- [TASK INPUT]:
● ● ● ●

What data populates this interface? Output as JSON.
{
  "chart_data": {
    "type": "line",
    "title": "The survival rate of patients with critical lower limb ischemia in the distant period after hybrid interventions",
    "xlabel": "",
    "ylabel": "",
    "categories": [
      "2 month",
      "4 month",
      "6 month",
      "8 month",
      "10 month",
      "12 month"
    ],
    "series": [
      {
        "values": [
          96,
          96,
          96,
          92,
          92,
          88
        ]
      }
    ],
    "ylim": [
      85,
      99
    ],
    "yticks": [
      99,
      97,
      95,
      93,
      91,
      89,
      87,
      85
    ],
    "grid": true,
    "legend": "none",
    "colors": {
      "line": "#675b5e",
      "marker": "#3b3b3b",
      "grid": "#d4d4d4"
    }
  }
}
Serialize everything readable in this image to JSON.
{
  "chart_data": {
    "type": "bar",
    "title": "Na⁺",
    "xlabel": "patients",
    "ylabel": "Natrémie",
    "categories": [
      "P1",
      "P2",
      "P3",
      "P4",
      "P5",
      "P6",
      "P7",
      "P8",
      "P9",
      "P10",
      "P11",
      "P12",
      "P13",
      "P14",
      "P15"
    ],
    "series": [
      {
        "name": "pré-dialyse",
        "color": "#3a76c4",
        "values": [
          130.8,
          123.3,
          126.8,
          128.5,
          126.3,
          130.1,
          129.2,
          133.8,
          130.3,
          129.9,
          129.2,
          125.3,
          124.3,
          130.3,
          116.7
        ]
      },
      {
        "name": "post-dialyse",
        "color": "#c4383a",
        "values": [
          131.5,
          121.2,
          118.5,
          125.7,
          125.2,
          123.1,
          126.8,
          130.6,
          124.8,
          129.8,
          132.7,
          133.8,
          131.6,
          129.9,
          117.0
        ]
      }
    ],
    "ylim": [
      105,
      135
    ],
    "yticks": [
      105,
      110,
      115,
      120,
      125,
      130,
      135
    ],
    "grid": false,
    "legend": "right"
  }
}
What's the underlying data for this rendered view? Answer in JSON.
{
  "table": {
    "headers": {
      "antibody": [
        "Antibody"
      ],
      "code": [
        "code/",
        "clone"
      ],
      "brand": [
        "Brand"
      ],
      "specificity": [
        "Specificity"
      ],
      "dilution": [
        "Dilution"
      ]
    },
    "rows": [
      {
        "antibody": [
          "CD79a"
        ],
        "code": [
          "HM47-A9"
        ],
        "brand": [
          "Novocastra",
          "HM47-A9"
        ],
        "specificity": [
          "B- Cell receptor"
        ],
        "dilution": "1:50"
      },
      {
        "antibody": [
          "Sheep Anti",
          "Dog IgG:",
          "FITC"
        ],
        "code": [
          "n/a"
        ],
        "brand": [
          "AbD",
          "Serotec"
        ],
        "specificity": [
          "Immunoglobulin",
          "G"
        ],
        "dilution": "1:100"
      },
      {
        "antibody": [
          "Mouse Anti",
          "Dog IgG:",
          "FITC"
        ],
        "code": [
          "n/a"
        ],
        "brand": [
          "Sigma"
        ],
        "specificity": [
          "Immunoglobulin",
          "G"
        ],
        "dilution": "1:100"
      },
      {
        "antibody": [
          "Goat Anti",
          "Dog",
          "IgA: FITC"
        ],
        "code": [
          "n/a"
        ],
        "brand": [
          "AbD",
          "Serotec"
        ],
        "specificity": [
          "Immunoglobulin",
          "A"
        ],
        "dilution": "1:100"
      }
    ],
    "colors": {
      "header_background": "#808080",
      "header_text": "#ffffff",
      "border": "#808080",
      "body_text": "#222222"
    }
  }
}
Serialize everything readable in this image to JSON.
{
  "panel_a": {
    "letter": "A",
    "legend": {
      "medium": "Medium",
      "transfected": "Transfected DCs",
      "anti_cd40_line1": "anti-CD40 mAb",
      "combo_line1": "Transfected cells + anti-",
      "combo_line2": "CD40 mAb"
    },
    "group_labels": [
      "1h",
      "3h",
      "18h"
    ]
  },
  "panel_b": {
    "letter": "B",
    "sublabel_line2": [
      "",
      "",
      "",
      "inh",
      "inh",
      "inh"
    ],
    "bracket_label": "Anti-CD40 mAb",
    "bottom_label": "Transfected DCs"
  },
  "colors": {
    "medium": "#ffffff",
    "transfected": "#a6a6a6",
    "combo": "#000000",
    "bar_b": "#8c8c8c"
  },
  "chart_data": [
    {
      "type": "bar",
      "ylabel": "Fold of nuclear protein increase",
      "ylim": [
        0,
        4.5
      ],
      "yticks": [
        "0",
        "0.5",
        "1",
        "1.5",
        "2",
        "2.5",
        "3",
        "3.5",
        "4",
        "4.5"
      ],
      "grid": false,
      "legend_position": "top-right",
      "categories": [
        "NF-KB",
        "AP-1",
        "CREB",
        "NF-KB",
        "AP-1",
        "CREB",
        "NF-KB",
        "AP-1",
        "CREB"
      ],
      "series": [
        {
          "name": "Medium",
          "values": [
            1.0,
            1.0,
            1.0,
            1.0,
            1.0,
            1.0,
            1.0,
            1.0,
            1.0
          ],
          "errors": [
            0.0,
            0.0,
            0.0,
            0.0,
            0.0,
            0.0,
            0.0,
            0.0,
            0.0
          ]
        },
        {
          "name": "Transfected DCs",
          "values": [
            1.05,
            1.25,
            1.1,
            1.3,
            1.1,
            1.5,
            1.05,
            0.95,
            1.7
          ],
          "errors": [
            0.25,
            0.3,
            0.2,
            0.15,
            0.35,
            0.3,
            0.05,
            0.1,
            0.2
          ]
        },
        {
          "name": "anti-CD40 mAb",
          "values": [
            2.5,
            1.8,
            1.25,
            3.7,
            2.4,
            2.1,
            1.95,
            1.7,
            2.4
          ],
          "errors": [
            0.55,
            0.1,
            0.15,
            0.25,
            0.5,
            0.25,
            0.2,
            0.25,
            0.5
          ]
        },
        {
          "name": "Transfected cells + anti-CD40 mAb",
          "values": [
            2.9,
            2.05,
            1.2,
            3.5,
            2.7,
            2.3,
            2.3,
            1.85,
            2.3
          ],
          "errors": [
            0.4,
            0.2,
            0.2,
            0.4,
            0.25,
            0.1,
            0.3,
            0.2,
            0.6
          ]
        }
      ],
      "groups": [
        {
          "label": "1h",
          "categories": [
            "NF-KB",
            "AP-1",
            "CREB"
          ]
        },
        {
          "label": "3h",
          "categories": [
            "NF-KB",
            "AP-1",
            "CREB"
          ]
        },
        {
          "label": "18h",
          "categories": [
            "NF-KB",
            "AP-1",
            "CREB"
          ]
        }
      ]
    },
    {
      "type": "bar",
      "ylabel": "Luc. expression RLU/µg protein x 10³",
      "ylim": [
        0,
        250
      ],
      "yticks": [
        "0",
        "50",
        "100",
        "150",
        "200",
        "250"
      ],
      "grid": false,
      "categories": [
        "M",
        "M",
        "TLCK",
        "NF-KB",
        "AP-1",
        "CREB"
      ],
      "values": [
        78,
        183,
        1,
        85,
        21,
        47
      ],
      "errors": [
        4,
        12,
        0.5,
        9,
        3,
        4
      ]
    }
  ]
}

● ● ● ●

- [WORK INSTRUCTION]: With nothing added or dropped, write out the listing again.

- [COMPLETED TASK]:
What data populates this interface? Output as JSON.
{
  "chart_data": {
    "type": "line",
    "title": "The survival rate of patients with critical lower limb ischemia in the distant period after hybrid interventions",
    "xlabel": "",
    "ylabel": "",
    "categories": [
      "2 month",
      "4 month",
      "6 month",
      "8 month",
      "10 month",
      "12 month"
    ],
    "series": [
      {
        "values": [
          96,
          96,
          96,
          92,
          92,
          88
        ]
      }
    ],
    "ylim": [
      85,
      99
    ],
    "yticks": [
      99,
      97,
      95,
      93,
      91,
      89,
      87,
      85
    ],
    "grid": true,
    "legend": "none",
    "colors": {
      "line": "#675b5e",
      "marker": "#3b3b3b",
      "grid": "#d4d4d4"
    }
  }
}
Serialize everything readable in this image to JSON.
{
  "chart_data": {
    "type": "bar",
    "title": "Na⁺",
    "xlabel": "patients",
    "ylabel": "Natrémie",
    "categories": [
      "P1",
      "P2",
      "P3",
      "P4",
      "P5",
      "P6",
      "P7",
      "P8",
      "P9",
      "P10",
      "P11",
      "P12",
      "P13",
      "P14",
      "P15"
    ],
    "series": [
      {
        "name": "pré-dialyse",
        "color": "#3a76c4",
        "values": [
          130.8,
          123.3,
          126.8,
          128.5,
          126.3,
          130.1,
          129.2,
          133.8,
          130.3,
          129.9,
          129.2,
          125.3,
          124.3,
          130.3,
          116.7
        ]
      },
      {
        "name": "post-dialyse",
        "color": "#c4383a",
        "values": [
          131.5,
          121.2,
          118.5,
          125.7,
          125.2,
          123.1,
          126.8,
          130.6,
          124.8,
          129.8,
          132.7,
          133.8,
          131.6,
          129.9,
          117.0
        ]
      }
    ],
    "ylim": [
      105,
      135
    ],
    "yticks": [
      105,
      110,
      115,
      120,
      125,
      130,
      135
    ],
    "grid": false,
    "legend": "right"
  }
}
What's the underlying data for this rendered view? Answer in JSON.
{
  "table": {
    "headers": {
      "antibody": [
        "Antibody"
      ],
      "code": [
        "code/",
        "clone"
      ],
      "brand": [
        "Brand"
      ],
      "specificity": [
        "Specificity"
      ],
      "dilution": [
        "Dilution"
      ]
    },
    "rows": [
      {
        "antibody": [
          "CD79a"
        ],
        "code": [
          "HM47-A9"
        ],
        "brand": [
          "Novocastra",
          "HM47-A9"
        ],
        "specificity": [
          "B- Cell receptor"
        ],
        "dilution": "1:50"
      },
      {
        "antibody": [
          "Sheep Anti",
          "Dog IgG:",
          "FITC"
        ],
        "code": [
          "n/a"
        ],
        "brand": [
          "AbD",
          "Serotec"
        ],
        "specificity": [
          "Immunoglobulin",
          "G"
        ],
        "dilution": "1:100"
      },
      {
        "antibody": [
          "Mouse Anti",
          "Dog IgG:",
          "FITC"
        ],
        "code": [
          "n/a"
        ],
        "brand": [
          "Sigma"
        ],
        "specificity": [
          "Immunoglobulin",
          "G"
        ],
        "dilution": "1:100"
      },
      {
        "antibody": [
          "Goat Anti",
          "Dog",
          "IgA: FITC"
        ],
        "code": [
          "n/a"
        ],
        "brand": [
          "AbD",
          "Serotec"
        ],
        "specificity": [
          "Immunoglobulin",
          "A"
        ],
        "dilution": "1:100"
      }
    ],
    "colors": {
      "header_background": "#808080",
      "header_text": "#ffffff",
      "border": "#808080",
      "body_text": "#222222"
    }
  }
}
Serialize everything readable in this image to JSON.
{
  "panel_a": {
    "letter": "A",
    "legend": {
      "medium": "Medium",
      "transfected": "Transfected DCs",
      "anti_cd40_line1": "anti-CD40 mAb",
      "combo_line1": "Transfected cells + anti-",
      "combo_line2": "CD40 mAb"
    },
    "group_labels": [
      "1h",
      "3h",
      "18h"
    ]
  },
  "panel_b": {
    "letter": "B",
    "sublabel_line2": [
      "",
      "",
      "",
      "inh",
      "inh",
      "inh"
    ],
    "bracket_label": "Anti-CD40 mAb",
    "bottom_label": "Transfected DCs"
  },
  "colors": {
    "medium": "#ffffff",
    "transfected": "#a6a6a6",
    "combo": "#000000",
    "bar_b": "#8c8c8c"
  },
  "chart_data": [
    {
      "type": "bar",
      "ylabel": "Fold of nuclear protein increase",
      "ylim": [
        0,
        4.5
      ],
      "yticks": [
        "0",
        "0.5",
        "1",
        "1.5",
        "2",
        "2.5",
        "3",
        "3.5",
        "4",
        "4.5"
      ],
      "grid": false,
      "legend_position": "top-right",
      "categories": [
        "NF-KB",
        "AP-1",
        "CREB",
        "NF-KB",
        "AP-1",
        "CREB",
        "NF-KB",
        "AP-1",
        "CREB"
      ],
      "series": [
        {
          "name": "Medium",
          "values": [
            1.0,
            1.0,
            1.0,
            1.0,
            1.0,
            1.0,
            1.0,
            1.0,
            1.0
          ],
          "errors": [
            0.0,
            0.0,
            0.0,
            0.0,
            0.0,
            0.0,
            0.0,
            0.0,
            0.0
          ]
        },
        {
          "name": "Transfected DCs",
          "values": [
            1.05,
            1.25,
            1.1,
            1.3,
            1.1,
            1.5,
            1.05,
            0.95,
            1.7
          ],
          "errors": [
            0.25,
            0.3,
            0.2,
            0.15,
            0.35,
            0.3,
            0.05,
            0.1,
            0.2
          ]
        },
        {
          "name": "anti-CD40 mAb",
          "values": [
            2.5,
            1.8,
            1.25,
            3.7,
            2.4,
            2.1,
            1.95,
            1.7,
            2.4
          ],
          "errors": [
            0.55,
            0.1,
            0.15,
            0.25,
            0.5,
            0.25,
            0.2,
            0.25,
            0.5
          ]
        },
        {
          "name": "Transfected cells + anti-CD40 mAb",
          "values": [
            2.9,
            2.05,
            1.2,
            3.5,
            2.7,
            2.3,
            2.3,
            1.85,
            2.3
          ],
          "errors": [
            0.4,
            0.2,
            0.2,
            0.4,
            0.25,
            0.1,
            0.3,
            0.2,
            0.6
          ]
        }
      ],
      "groups": [
        {
          "label": "1h",
          "categories": [
            "NF-KB",
            "AP-1",
            "CREB"
          ]
        },
        {
          "label": "3h",
          "categories": [
            "NF-KB",
            "AP-1",
            "CREB"
          ]
        },
        {
          "label": "18h",
          "categories": [
            "NF-KB",
            "AP-1",
            "CREB"
          ]
        }
      ]
    },
    {
      "type": "bar",
      "ylabel": "Luc. expression RLU/µg protein x 10³",
      "ylim": [
        0,
        250
      ],
      "yticks": [
        "0",
        "50",
        "100",
        "150",
        "200",
        "250"
      ],
      "grid": false,
      "categories": [
        "M",
        "M",
        "TLCK",
        "NF-KB",
        "AP-1",
        "CREB"
      ],
      "values": [
        78,
        183,
        1,
        85,
        21,
        47
      ],
      "errors": [
        4,
        12,
        0.5,
        9,
        3,
        4
      ]
    }
  ]
}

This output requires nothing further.